INSTRUCTION: The records that follow are to be repeated without alteration.

== MATERIAL FOR THE TASK ==

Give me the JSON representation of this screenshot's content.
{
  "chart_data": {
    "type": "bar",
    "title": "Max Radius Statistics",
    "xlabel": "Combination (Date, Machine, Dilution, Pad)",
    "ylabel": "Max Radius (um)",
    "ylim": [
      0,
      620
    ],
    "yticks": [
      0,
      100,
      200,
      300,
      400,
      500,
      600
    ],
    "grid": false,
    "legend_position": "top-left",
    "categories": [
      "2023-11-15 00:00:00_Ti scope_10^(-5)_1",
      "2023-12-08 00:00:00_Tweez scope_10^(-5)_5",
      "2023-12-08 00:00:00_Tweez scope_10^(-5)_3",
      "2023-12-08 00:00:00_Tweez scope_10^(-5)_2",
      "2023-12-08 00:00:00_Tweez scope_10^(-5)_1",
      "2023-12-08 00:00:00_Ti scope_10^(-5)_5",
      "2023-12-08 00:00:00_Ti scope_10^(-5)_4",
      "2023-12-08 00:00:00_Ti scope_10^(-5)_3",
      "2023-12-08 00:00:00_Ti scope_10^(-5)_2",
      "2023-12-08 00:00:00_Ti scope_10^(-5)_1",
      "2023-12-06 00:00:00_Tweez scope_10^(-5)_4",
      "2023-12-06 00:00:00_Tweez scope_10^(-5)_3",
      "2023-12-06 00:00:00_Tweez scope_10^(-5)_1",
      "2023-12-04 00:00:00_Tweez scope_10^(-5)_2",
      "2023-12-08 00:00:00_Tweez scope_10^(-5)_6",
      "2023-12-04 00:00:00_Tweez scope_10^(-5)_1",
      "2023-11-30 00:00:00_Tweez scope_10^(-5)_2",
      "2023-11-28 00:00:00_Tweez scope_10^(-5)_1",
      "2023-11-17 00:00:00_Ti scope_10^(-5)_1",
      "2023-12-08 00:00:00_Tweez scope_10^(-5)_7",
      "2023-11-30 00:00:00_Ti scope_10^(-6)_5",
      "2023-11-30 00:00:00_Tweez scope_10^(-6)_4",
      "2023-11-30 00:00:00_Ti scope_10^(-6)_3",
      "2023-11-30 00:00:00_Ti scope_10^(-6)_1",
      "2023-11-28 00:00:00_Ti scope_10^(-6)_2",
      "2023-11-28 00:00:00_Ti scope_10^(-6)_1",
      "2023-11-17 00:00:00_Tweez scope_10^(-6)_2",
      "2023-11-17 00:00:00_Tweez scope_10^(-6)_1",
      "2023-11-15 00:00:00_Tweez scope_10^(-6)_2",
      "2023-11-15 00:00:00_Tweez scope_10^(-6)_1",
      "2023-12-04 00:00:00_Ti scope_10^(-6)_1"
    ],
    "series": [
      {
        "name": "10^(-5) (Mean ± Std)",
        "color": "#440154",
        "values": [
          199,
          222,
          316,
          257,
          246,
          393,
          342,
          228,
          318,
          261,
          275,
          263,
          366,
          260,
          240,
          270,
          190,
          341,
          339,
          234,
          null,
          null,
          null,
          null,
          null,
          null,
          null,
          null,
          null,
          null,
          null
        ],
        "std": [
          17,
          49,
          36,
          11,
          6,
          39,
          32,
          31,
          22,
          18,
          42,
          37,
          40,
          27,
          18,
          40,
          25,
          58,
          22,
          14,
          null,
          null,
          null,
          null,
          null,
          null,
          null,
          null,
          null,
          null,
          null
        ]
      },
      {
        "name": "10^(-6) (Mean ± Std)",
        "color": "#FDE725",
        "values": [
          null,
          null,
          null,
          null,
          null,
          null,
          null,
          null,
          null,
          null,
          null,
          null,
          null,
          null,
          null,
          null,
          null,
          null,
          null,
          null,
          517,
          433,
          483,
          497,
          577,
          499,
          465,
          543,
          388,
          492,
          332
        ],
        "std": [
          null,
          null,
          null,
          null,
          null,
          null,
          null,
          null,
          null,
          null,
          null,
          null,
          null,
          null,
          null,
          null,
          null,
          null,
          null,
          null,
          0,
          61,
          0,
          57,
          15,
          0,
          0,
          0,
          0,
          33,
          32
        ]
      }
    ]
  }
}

===

TASK SOLUTION:
Give me the JSON representation of this screenshot's content.
{
  "chart_data": {
    "type": "bar",
    "title": "Max Radius Statistics",
    "xlabel": "Combination (Date, Machine, Dilution, Pad)",
    "ylabel": "Max Radius (um)",
    "ylim": [
      0,
      620
    ],
    "yticks": [
      0,
      100,
      200,
      300,
      400,
      500,
      600
    ],
    "grid": false,
    "legend_position": "top-left",
    "categories": [
      "2023-11-15 00:00:00_Ti scope_10^(-5)_1",
      "2023-12-08 00:00:00_Tweez scope_10^(-5)_5",
      "2023-12-08 00:00:00_Tweez scope_10^(-5)_3",
      "2023-12-08 00:00:00_Tweez scope_10^(-5)_2",
      "2023-12-08 00:00:00_Tweez scope_10^(-5)_1",
      "2023-12-08 00:00:00_Ti scope_10^(-5)_5",
      "2023-12-08 00:00:00_Ti scope_10^(-5)_4",
      "2023-12-08 00:00:00_Ti scope_10^(-5)_3",
      "2023-12-08 00:00:00_Ti scope_10^(-5)_2",
      "2023-12-08 00:00:00_Ti scope_10^(-5)_1",
      "2023-12-06 00:00:00_Tweez scope_10^(-5)_4",
      "2023-12-06 00:00:00_Tweez scope_10^(-5)_3",
      "2023-12-06 00:00:00_Tweez scope_10^(-5)_1",
      "2023-12-04 00:00:00_Tweez scope_10^(-5)_2",
      "2023-12-08 00:00:00_Tweez scope_10^(-5)_6",
      "2023-12-04 00:00:00_Tweez scope_10^(-5)_1",
      "2023-11-30 00:00:00_Tweez scope_10^(-5)_2",
      "2023-11-28 00:00:00_Tweez scope_10^(-5)_1",
      "2023-11-17 00:00:00_Ti scope_10^(-5)_1",
      "2023-12-08 00:00:00_Tweez scope_10^(-5)_7",
      "2023-11-30 00:00:00_Ti scope_10^(-6)_5",
      "2023-11-30 00:00:00_Tweez scope_10^(-6)_4",
      "2023-11-30 00:00:00_Ti scope_10^(-6)_3",
      "2023-11-30 00:00:00_Ti scope_10^(-6)_1",
      "2023-11-28 00:00:00_Ti scope_10^(-6)_2",
      "2023-11-28 00:00:00_Ti scope_10^(-6)_1",
      "2023-11-17 00:00:00_Tweez scope_10^(-6)_2",
      "2023-11-17 00:00:00_Tweez scope_10^(-6)_1",
      "2023-11-15 00:00:00_Tweez scope_10^(-6)_2",
      "2023-11-15 00:00:00_Tweez scope_10^(-6)_1",
      "2023-12-04 00:00:00_Ti scope_10^(-6)_1"
    ],
    "series": [
      {
        "name": "10^(-5) (Mean ± Std)",
        "color": "#440154",
        "values": [
          199,
          222,
          316,
          257,
          246,
          393,
          342,
          228,
          318,
          261,
          275,
          263,
          366,
          260,
          240,
          270,
          190,
          341,
          339,
          234,
          null,
          null,
          null,
          null,
          null,
          null,
          null,
          null,
          null,
          null,
          null
        ],
        "std": [
          17,
          49,
          36,
          11,
          6,
          39,
          32,
          31,
          22,
          18,
          42,
          37,
          40,
          27,
          18,
          40,
          25,
          58,
          22,
          14,
          null,
          null,
          null,
          null,
          null,
          null,
          null,
          null,
          null,
          null,
          null
        ]
      },
      {
        "name": "10^(-6) (Mean ± Std)",
        "color": "#FDE725",
        "values": [
          null,
          null,
          null,
          null,
          null,
          null,
          null,
          null,
          null,
          null,
          null,
          null,
          null,
          null,
          null,
          null,
          null,
          null,
          null,
          null,
          517,
          433,
          483,
          497,
          577,
          499,
          465,
          543,
          388,
          492,
          332
        ],
        "std": [
          null,
          null,
          null,
          null,
          null,
          null,
          null,
          null,
          null,
          null,
          null,
          null,
          null,
          null,
          null,
          null,
          null,
          null,
          null,
          null,
          0,
          61,
          0,
          57,
          15,
          0,
          0,
          0,
          0,
          33,
          32
        ]
      }
    ]
  }
}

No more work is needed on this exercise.